Text excerpt:
---+---

Yet three years on, no new policy measure has been put forth by the regulatory body despite its supposed remedial measure having been outlawed by courts. Neither has it funded or carried out an official study, as advised by Justice Malik in 2014, to “ascertain the problems and their reasons”.
Cure: compulsory service with incentives
Most countries have faced in some form or the other shortage of doctors or healthcare workers, reveals a 2010 study sanctioned by the World Health Organisation (WHO).
Titled “Compulsory service programs for recruiting health workers in remote and rural areas: do they work?” the study identifies 70 countries that have used law or policy to implement mandatory deployment and retention of health workers in the underserved and/or rural areas of the country for a certain period of time.
“Depending on the country, doctors, nurses, midwives and all types of professional allied health workers are required to participate in the programme. Some of the compliance-enforcement measures include withholding full registration until obligations are completed, withholding degree and salary, or imposing large fines.”
Having closely looked at the cases of mandatory service requirements in the 70 countries, the study concluded that these policies, “if well planned with incentives, can contribute to a nation’s plan for health workforce capacity development, distribution and retention”. Examples of success stories include countries such as Ecuador and Thailand, where programmes combine incentives for education, employment and living provisions. In Thailand, public medical school graduates must perform compulsory service for three years. They may supplement their public salaries by concurrently practising privately, or they can receive US$ 250 per month if they agree only to work in the public system, the report reveals.

---+---

Material supplied:

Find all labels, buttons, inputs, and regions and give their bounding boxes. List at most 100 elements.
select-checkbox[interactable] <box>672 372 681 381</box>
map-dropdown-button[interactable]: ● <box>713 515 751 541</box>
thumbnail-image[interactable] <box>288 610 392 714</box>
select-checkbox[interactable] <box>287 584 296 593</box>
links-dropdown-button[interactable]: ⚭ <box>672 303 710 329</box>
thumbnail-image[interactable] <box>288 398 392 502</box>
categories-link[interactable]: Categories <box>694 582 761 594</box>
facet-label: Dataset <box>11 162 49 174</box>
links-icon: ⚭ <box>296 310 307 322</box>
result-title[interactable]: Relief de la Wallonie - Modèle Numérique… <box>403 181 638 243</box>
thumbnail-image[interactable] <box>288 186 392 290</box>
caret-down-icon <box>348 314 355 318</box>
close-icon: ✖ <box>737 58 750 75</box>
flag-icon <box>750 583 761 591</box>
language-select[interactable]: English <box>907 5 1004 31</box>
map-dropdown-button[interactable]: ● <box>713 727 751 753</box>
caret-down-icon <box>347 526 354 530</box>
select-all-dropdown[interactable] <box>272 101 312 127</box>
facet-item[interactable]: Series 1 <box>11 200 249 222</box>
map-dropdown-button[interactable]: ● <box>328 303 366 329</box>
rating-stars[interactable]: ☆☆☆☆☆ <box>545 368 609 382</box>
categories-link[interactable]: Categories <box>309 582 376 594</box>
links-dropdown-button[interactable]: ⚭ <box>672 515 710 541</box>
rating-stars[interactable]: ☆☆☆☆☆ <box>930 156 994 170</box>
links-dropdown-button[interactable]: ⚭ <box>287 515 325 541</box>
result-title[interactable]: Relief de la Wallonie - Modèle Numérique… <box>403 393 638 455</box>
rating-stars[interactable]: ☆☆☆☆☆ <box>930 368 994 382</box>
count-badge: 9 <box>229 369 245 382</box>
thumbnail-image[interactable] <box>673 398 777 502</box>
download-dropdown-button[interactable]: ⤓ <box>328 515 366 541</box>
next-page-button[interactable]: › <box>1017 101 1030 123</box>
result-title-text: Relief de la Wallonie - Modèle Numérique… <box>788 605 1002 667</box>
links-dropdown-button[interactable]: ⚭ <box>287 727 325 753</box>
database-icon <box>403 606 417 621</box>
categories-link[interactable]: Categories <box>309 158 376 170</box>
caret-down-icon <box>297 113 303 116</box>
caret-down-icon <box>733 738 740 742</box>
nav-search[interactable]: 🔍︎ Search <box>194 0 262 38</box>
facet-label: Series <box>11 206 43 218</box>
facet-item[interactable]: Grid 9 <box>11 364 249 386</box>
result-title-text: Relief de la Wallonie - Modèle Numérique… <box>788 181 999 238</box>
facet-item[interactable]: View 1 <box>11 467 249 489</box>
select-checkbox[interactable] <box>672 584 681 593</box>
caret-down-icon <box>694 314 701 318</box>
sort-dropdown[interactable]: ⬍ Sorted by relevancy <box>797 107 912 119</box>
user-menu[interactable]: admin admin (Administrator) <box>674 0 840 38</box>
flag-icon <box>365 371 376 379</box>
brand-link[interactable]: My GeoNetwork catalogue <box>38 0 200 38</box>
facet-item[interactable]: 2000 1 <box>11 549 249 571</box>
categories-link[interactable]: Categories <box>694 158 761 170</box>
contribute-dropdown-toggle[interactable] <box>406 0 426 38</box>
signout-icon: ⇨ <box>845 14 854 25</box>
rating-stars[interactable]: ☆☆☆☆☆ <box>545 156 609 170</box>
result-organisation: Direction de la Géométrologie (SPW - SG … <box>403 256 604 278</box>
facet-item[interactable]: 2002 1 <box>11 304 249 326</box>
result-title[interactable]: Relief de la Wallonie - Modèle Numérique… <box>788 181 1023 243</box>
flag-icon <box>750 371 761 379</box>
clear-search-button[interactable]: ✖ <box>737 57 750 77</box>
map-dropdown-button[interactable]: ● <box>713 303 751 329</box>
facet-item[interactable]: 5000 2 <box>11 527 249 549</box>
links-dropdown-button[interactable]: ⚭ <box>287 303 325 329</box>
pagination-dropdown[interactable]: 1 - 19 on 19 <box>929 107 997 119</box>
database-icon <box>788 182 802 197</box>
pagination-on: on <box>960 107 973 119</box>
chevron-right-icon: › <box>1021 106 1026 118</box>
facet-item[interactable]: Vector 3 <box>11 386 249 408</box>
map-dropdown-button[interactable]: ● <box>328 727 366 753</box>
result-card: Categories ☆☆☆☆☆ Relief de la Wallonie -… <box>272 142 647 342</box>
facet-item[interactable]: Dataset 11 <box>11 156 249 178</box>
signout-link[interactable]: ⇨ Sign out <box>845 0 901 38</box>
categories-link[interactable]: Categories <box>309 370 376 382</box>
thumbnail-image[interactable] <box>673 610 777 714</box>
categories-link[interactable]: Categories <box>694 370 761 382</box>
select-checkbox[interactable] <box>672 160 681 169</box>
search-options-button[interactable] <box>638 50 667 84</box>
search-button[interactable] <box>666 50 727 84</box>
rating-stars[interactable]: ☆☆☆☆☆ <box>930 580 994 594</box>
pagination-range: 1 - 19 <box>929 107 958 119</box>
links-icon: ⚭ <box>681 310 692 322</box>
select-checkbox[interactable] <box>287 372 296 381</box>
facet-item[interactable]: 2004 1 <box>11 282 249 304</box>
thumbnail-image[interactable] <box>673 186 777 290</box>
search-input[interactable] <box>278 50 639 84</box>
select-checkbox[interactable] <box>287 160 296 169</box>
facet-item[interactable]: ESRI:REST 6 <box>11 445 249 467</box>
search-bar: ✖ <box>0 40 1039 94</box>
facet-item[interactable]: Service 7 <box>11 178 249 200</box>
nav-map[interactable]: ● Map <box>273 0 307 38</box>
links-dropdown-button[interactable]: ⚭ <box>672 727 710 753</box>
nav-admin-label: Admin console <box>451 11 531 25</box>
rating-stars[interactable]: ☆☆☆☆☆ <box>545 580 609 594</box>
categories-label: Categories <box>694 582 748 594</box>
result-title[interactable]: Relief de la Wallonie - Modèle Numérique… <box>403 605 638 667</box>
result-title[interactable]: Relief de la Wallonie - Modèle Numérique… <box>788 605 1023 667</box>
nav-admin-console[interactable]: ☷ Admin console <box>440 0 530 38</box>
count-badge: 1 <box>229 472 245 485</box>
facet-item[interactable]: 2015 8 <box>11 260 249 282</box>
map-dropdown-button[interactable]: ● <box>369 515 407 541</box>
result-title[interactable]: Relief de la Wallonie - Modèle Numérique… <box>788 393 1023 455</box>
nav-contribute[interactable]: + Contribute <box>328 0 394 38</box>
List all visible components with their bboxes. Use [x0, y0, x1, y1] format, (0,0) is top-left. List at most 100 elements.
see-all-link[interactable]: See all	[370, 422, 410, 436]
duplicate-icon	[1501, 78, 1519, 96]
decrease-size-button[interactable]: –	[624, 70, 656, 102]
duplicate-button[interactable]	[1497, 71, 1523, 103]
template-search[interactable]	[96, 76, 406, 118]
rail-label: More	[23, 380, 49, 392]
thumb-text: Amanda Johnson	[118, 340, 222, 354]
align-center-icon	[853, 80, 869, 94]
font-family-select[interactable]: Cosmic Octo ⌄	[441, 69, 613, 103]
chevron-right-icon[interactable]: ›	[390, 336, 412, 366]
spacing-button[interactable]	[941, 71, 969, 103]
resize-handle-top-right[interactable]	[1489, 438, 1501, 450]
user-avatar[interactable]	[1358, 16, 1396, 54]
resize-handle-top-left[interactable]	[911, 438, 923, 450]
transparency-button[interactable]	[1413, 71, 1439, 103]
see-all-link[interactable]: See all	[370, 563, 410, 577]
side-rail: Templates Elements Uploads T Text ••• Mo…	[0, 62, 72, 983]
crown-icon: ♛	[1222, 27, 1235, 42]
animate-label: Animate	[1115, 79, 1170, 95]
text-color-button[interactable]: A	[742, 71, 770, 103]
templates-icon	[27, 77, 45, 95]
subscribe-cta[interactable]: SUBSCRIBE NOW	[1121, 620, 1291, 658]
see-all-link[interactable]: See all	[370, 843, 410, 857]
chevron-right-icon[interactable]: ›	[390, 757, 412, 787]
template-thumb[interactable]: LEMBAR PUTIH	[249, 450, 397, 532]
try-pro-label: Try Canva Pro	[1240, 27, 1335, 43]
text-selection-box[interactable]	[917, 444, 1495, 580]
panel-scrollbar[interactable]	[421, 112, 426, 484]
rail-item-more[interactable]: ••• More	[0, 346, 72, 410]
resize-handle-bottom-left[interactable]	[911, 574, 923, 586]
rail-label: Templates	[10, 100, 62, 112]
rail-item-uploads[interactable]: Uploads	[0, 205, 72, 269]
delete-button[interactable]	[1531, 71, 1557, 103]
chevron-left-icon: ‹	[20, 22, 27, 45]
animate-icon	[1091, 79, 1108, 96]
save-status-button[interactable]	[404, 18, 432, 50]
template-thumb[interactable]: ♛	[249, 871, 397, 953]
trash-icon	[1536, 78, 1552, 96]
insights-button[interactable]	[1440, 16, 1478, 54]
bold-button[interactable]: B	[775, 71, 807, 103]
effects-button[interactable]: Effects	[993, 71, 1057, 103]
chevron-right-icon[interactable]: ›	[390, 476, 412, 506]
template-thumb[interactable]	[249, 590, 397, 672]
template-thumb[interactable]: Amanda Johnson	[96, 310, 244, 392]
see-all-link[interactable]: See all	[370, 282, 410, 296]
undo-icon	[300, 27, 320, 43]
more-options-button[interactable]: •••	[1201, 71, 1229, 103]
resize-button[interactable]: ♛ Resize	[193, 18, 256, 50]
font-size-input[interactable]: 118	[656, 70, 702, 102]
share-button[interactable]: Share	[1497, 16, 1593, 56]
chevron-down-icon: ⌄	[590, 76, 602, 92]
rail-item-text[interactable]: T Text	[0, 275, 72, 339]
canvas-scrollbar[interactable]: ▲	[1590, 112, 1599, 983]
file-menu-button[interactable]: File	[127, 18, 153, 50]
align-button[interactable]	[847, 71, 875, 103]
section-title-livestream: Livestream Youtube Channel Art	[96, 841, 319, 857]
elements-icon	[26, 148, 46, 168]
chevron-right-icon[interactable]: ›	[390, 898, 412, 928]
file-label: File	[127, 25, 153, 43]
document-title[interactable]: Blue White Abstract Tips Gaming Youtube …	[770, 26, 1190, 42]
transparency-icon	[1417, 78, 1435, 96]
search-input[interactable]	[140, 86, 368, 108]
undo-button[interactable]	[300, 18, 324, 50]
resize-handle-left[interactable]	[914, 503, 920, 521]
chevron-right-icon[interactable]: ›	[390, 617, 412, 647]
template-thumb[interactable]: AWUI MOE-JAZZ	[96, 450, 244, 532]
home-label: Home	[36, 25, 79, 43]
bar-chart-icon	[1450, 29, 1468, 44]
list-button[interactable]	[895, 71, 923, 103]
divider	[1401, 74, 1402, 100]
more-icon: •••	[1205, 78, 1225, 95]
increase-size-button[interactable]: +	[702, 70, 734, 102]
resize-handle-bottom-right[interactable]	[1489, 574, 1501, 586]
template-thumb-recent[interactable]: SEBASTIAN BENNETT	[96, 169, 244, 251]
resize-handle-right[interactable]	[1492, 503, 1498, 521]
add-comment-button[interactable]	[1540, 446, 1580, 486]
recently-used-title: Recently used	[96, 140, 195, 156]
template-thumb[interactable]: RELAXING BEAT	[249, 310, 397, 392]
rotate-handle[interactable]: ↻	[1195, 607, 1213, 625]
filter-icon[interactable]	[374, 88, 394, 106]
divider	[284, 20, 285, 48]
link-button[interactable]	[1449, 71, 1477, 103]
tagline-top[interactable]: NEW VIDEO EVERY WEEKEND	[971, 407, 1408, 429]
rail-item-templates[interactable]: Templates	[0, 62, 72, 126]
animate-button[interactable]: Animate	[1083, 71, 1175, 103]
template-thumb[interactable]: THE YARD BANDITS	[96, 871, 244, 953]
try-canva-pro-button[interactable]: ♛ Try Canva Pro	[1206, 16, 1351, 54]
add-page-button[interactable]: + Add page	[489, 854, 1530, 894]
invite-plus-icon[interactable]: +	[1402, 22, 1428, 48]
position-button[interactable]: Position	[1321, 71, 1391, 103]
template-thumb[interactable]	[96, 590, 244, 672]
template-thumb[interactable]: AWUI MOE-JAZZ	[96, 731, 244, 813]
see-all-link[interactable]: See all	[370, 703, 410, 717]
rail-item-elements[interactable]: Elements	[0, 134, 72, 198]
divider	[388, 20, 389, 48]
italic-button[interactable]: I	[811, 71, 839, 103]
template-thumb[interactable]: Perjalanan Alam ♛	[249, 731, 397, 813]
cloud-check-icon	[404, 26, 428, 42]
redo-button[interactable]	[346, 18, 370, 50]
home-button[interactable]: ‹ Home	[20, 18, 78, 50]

---+---

What this exercise asks:
(a) Quote the passage of the text on compulsory medical service exactly, starting at "Cure: compulsory service" and ending at "Health Organisation (WHO).".
(b) According to the text on compulsory medical service, how many years must public medical school graduates in Thailand perform compulsory service?

Answers for each item:
(a)
Cure: compulsory service with incentives
Most countries have faced in some form or the other shortage of doctors or healthcare workers, reveals a 2010 study sanctioned by the World Health Organisation (WHO).

(b) Three years.